-- Start of Listed entries --

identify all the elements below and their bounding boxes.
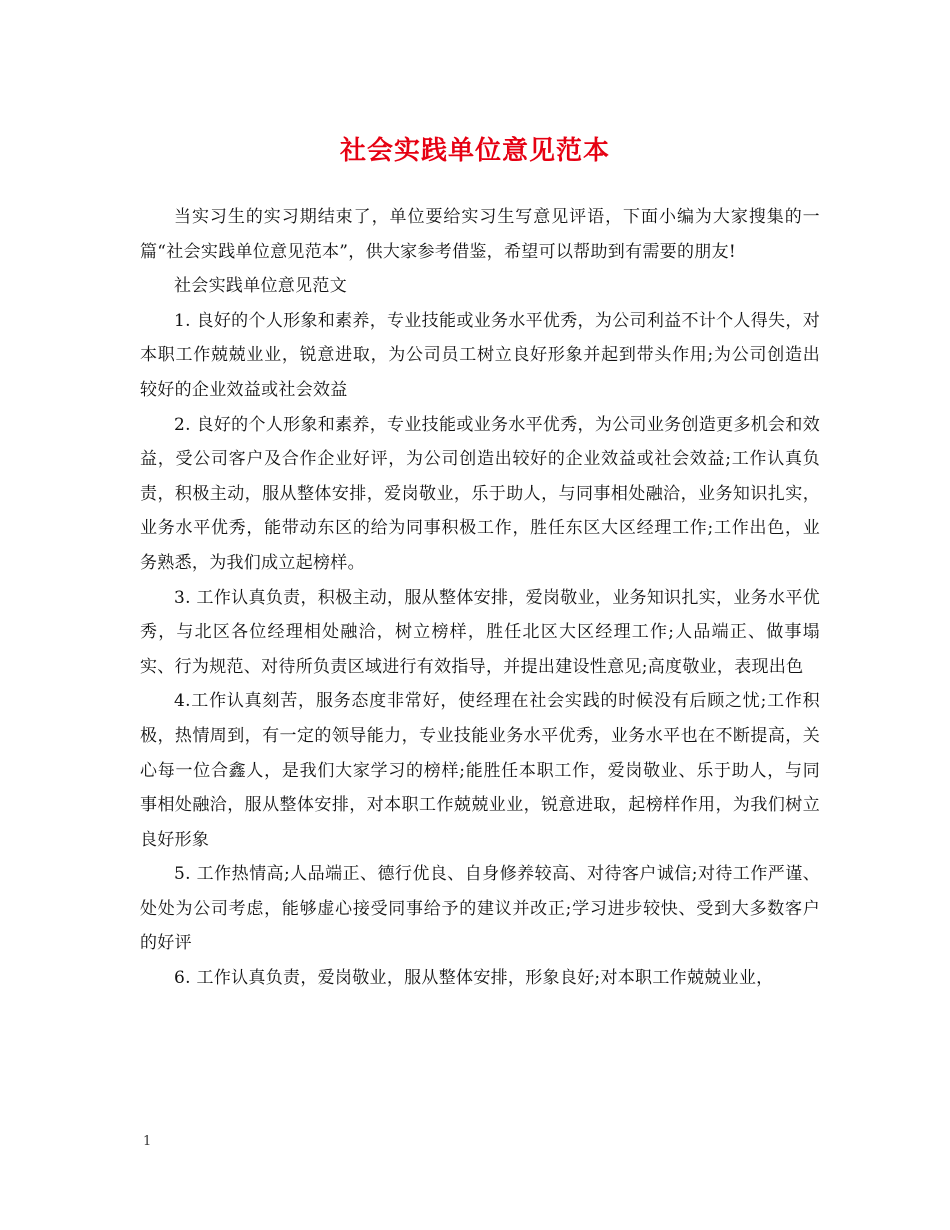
opinion-item-1: 1. 良好的个人形象和素养，专业技能或业务水平优秀，为公司利益不计个人得失，对本职工作兢兢业业，锐意进取，为公司员工树立良好形象并起到带头作用;为公司创造出较好的企业效益或社会效益 xyxy=(140,310,820,400)
opinion-item-4: 4.工作认真刻苦，服务态度非常好，使经理在社会实践的时候没有后顾之忧;工作积极，热情周到，有一定的领导能力，专业技能业务水平优秀，业务水平也在不断提高，关心每一位合鑫人，是我们大家学习的榜样;能胜任本职工作，爱岗敬业、乐于助人，与同事相处融洽，服从整体安排，对本职工作兢兢业业，锐意进取，起榜样作用，为我们树立良好形象 xyxy=(140,691,820,850)
opinion-item-3: 3. 工作认真负责，积极主动，服从整体安排，爱岗敬业，业务知识扎实，业务水平优秀，与北区各位经理相处融洽，树立榜样，胜任北区大区经理工作;人品端正、做事塌实、行为规范、对待所负责区域进行有效指导，并提出建设性意见;高度敬业，表现出色 xyxy=(140,587,820,677)
page-number: 1 xyxy=(143,1134,152,1149)
intro-paragraph: 当实习生的实习期结束了，单位要给实习生写意见评语，下面小编为大家搜集的一篇“社会实践单位意见范本”，供大家参考借鉴，希望可以帮助到有需要的朋友! xyxy=(140,207,820,262)
document-body xyxy=(140,200,820,996)
opinion-item-5: 5. 工作热情高;人品端正、德行优良、自身修养较高、对待客户诚信;对待工作严谨、处处为公司考虑，能够虚心接受同事给予的建议并改正;学习进步较快、受到大多数客户的好评 xyxy=(140,864,820,954)
section-heading: 社会实践单位意见范文 xyxy=(174,276,347,297)
document-title: 社会实践单位意见范本 xyxy=(339,136,610,166)
opinion-item-2: 2. 良好的个人形象和素养，专业技能或业务水平优秀，为公司业务创造更多机会和效益，受公司客户及合作企业好评，为公司创造出较好的企业效益或社会效益;工作认真负责，积极主动，服从整体安排，爱岗敬业，乐于助人，与同事相处融洽，业务知识扎实，业务水平优秀，能带动东区的给为同事积极工作，胜任东区大区经理工作;工作出色，业务熟悉，为我们成立起榜样。 xyxy=(140,414,820,573)
opinion-item-6: 6. 工作认真负责，爱岗敬业，服从整体安排，形象良好;对本职工作兢兢业业， xyxy=(174,968,774,989)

-- End of Listed entries --

[Problem]: Find each line above that contains the string "锐意进取" and copy those lines in full. Case counts.

[Result]:
opinion-item-1: 1. 良好的个人形象和素养，专业技能或业务水平优秀，为公司利益不计个人得失，对本职工作兢兢业业，锐意进取，为公司员工树立良好形象并起到带头作用;为公司创造出较好的企业效益或社会效益 xyxy=(140,310,820,400)
opinion-item-4: 4.工作认真刻苦，服务态度非常好，使经理在社会实践的时候没有后顾之忧;工作积极，热情周到，有一定的领导能力，专业技能业务水平优秀，业务水平也在不断提高，关心每一位合鑫人，是我们大家学习的榜样;能胜任本职工作，爱岗敬业、乐于助人，与同事相处融洽，服从整体安排，对本职工作兢兢业业，锐意进取，起榜样作用，为我们树立良好形象 xyxy=(140,691,820,850)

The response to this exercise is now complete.